━━ GIVEN INFORMATION

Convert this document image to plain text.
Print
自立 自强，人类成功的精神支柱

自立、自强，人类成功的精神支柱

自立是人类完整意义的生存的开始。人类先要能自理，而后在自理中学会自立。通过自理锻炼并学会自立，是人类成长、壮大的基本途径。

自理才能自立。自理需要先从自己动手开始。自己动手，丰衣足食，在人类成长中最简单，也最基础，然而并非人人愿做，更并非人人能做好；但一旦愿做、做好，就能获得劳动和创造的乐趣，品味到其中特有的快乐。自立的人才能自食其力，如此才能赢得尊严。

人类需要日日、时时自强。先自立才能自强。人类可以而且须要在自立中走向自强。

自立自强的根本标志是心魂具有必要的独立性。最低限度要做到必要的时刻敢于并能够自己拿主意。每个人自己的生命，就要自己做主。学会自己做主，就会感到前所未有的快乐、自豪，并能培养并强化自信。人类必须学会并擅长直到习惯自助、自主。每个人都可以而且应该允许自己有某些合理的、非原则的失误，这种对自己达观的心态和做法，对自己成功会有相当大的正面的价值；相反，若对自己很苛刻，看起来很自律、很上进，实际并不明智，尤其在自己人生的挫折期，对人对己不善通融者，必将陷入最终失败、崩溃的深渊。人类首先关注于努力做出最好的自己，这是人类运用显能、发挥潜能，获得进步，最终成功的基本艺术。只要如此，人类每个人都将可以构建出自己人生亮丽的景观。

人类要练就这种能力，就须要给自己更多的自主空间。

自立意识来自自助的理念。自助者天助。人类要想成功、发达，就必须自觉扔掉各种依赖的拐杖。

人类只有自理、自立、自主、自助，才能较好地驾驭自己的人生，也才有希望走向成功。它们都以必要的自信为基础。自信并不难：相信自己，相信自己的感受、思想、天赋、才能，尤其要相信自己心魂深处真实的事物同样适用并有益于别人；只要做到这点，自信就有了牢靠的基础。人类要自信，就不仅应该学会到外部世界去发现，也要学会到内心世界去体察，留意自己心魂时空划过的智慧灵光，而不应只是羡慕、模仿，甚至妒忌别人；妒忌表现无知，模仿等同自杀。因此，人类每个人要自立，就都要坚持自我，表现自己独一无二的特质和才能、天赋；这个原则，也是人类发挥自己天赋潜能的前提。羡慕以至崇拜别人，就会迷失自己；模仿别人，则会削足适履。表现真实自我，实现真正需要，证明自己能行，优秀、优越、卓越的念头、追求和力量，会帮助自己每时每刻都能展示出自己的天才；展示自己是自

━━━━
━━ GIVEN INFORMATION

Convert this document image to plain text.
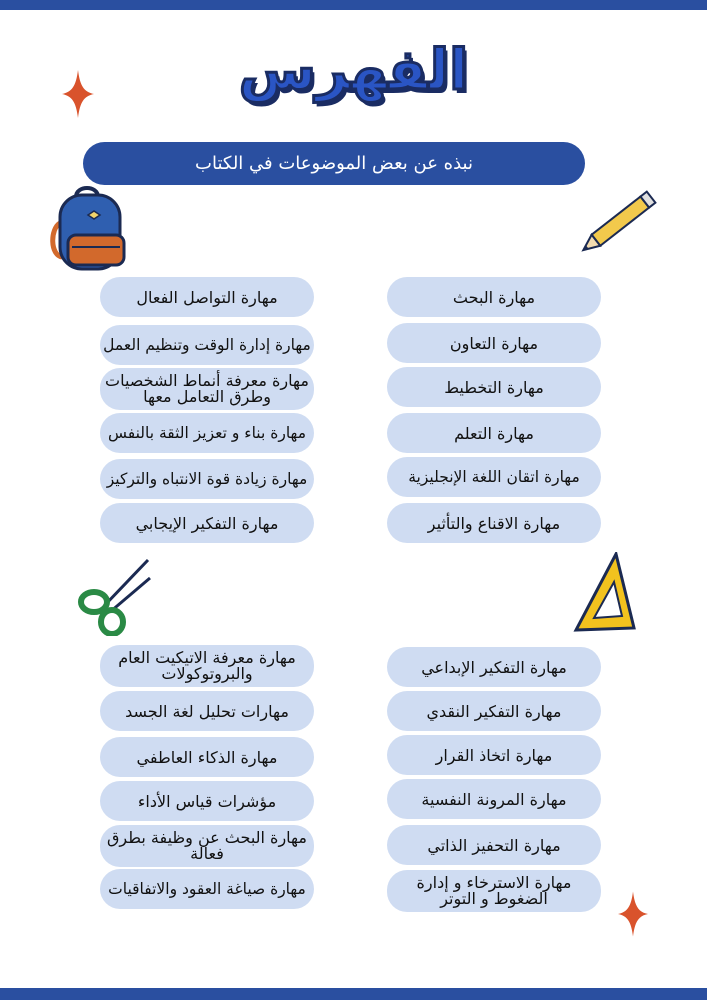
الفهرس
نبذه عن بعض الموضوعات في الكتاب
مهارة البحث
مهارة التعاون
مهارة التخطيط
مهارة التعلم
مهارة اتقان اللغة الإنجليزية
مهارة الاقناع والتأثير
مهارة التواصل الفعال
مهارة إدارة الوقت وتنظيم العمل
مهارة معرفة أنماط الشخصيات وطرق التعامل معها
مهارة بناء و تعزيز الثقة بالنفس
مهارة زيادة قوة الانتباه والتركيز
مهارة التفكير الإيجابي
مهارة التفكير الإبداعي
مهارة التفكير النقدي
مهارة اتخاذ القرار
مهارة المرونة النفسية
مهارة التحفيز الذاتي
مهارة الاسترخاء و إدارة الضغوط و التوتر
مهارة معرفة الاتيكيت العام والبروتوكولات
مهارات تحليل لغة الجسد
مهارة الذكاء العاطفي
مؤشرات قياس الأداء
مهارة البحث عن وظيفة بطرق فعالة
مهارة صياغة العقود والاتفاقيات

━━━━

**INSTRUCTIONS FOR THE TASK:** Find every line in the records that contains the word "البحث"; copy those lines.

**TASK RESPONSE:**
مهارة البحث
مهارة البحث عن وظيفة بطرق فعالة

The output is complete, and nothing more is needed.